------ SOURCE RECORDS

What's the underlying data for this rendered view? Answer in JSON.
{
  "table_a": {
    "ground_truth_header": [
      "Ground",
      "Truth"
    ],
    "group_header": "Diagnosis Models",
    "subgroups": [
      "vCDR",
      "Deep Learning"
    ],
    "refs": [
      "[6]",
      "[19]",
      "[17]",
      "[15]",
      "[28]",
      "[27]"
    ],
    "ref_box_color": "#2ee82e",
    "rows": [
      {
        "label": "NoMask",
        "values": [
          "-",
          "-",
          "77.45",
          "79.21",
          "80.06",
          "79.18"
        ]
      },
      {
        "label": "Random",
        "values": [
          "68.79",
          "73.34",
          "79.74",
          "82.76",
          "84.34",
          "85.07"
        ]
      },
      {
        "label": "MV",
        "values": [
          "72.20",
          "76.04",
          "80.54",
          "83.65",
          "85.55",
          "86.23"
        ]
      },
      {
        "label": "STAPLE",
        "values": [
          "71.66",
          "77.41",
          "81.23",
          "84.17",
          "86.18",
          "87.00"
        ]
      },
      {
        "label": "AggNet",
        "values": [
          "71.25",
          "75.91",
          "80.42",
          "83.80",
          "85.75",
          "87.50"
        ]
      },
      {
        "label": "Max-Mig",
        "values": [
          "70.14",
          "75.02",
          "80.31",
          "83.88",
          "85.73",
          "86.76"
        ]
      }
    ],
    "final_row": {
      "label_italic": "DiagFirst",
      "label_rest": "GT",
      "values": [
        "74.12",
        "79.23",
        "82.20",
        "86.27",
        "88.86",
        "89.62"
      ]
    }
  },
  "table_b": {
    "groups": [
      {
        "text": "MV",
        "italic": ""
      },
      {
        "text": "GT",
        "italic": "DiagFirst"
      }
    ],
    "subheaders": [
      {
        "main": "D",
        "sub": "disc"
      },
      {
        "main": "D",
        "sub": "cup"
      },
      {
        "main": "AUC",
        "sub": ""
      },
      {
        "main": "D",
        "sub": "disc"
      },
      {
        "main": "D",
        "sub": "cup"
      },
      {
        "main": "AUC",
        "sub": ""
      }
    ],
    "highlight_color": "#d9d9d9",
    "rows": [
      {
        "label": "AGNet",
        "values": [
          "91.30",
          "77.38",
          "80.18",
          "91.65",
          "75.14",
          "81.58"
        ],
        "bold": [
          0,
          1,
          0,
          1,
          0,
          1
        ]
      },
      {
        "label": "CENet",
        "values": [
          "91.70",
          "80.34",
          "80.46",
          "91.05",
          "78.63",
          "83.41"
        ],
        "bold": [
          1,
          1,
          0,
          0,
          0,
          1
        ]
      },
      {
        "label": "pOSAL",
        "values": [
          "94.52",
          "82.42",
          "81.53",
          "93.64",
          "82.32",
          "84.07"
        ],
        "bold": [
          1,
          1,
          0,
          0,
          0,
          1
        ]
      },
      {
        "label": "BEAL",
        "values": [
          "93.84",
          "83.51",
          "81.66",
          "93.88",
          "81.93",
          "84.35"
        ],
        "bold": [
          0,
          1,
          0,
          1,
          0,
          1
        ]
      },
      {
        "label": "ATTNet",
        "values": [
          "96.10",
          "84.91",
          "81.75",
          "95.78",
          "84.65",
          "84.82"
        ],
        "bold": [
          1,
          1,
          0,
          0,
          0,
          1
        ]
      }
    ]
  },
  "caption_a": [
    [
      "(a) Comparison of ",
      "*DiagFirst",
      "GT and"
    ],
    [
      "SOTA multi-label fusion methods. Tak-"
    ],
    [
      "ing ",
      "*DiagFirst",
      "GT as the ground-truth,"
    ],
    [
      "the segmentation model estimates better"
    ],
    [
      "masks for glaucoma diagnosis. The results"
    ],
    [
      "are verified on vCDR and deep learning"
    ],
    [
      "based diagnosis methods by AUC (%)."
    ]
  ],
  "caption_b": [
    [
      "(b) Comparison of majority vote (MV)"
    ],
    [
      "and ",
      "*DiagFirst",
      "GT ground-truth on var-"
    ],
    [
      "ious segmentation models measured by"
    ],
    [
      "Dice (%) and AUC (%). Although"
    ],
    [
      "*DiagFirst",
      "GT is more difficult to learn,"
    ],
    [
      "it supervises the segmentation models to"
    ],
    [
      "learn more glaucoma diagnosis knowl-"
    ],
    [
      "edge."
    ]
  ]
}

------------

◆ **WHAT YOU WILL DO**: Every record above should be output exactly.

◆ **WRITTEN RESPONSE**:
What's the underlying data for this rendered view? Answer in JSON.
{
  "table_a": {
    "ground_truth_header": [
      "Ground",
      "Truth"
    ],
    "group_header": "Diagnosis Models",
    "subgroups": [
      "vCDR",
      "Deep Learning"
    ],
    "refs": [
      "[6]",
      "[19]",
      "[17]",
      "[15]",
      "[28]",
      "[27]"
    ],
    "ref_box_color": "#2ee82e",
    "rows": [
      {
        "label": "NoMask",
        "values": [
          "-",
          "-",
          "77.45",
          "79.21",
          "80.06",
          "79.18"
        ]
      },
      {
        "label": "Random",
        "values": [
          "68.79",
          "73.34",
          "79.74",
          "82.76",
          "84.34",
          "85.07"
        ]
      },
      {
        "label": "MV",
        "values": [
          "72.20",
          "76.04",
          "80.54",
          "83.65",
          "85.55",
          "86.23"
        ]
      },
      {
        "label": "STAPLE",
        "values": [
          "71.66",
          "77.41",
          "81.23",
          "84.17",
          "86.18",
          "87.00"
        ]
      },
      {
        "label": "AggNet",
        "values": [
          "71.25",
          "75.91",
          "80.42",
          "83.80",
          "85.75",
          "87.50"
        ]
      },
      {
        "label": "Max-Mig",
        "values": [
          "70.14",
          "75.02",
          "80.31",
          "83.88",
          "85.73",
          "86.76"
        ]
      }
    ],
    "final_row": {
      "label_italic": "DiagFirst",
      "label_rest": "GT",
      "values": [
        "74.12",
        "79.23",
        "82.20",
        "86.27",
        "88.86",
        "89.62"
      ]
    }
  },
  "table_b": {
    "groups": [
      {
        "text": "MV",
        "italic": ""
      },
      {
        "text": "GT",
        "italic": "DiagFirst"
      }
    ],
    "subheaders": [
      {
        "main": "D",
        "sub": "disc"
      },
      {
        "main": "D",
        "sub": "cup"
      },
      {
        "main": "AUC",
        "sub": ""
      },
      {
        "main": "D",
        "sub": "disc"
      },
      {
        "main": "D",
        "sub": "cup"
      },
      {
        "main": "AUC",
        "sub": ""
      }
    ],
    "highlight_color": "#d9d9d9",
    "rows": [
      {
        "label": "AGNet",
        "values": [
          "91.30",
          "77.38",
          "80.18",
          "91.65",
          "75.14",
          "81.58"
        ],
        "bold": [
          0,
          1,
          0,
          1,
          0,
          1
        ]
      },
      {
        "label": "CENet",
        "values": [
          "91.70",
          "80.34",
          "80.46",
          "91.05",
          "78.63",
          "83.41"
        ],
        "bold": [
          1,
          1,
          0,
          0,
          0,
          1
        ]
      },
      {
        "label": "pOSAL",
        "values": [
          "94.52",
          "82.42",
          "81.53",
          "93.64",
          "82.32",
          "84.07"
        ],
        "bold": [
          1,
          1,
          0,
          0,
          0,
          1
        ]
      },
      {
        "label": "BEAL",
        "values": [
          "93.84",
          "83.51",
          "81.66",
          "93.88",
          "81.93",
          "84.35"
        ],
        "bold": [
          0,
          1,
          0,
          1,
          0,
          1
        ]
      },
      {
        "label": "ATTNet",
        "values": [
          "96.10",
          "84.91",
          "81.75",
          "95.78",
          "84.65",
          "84.82"
        ],
        "bold": [
          1,
          1,
          0,
          0,
          0,
          1
        ]
      }
    ]
  },
  "caption_a": [
    [
      "(a) Comparison of ",
      "*DiagFirst",
      "GT and"
    ],
    [
      "SOTA multi-label fusion methods. Tak-"
    ],
    [
      "ing ",
      "*DiagFirst",
      "GT as the ground-truth,"
    ],
    [
      "the segmentation model estimates better"
    ],
    [
      "masks for glaucoma diagnosis. The results"
    ],
    [
      "are verified on vCDR and deep learning"
    ],
    [
      "based diagnosis methods by AUC (%)."
    ]
  ],
  "caption_b": [
    [
      "(b) Comparison of majority vote (MV)"
    ],
    [
      "and ",
      "*DiagFirst",
      "GT ground-truth on var-"
    ],
    [
      "ious segmentation models measured by"
    ],
    [
      "Dice (%) and AUC (%). Although"
    ],
    [
      "*DiagFirst",
      "GT is more difficult to learn,"
    ],
    [
      "it supervises the segmentation models to"
    ],
    [
      "learn more glaucoma diagnosis knowl-"
    ],
    [
      "edge."
    ]
  ]
}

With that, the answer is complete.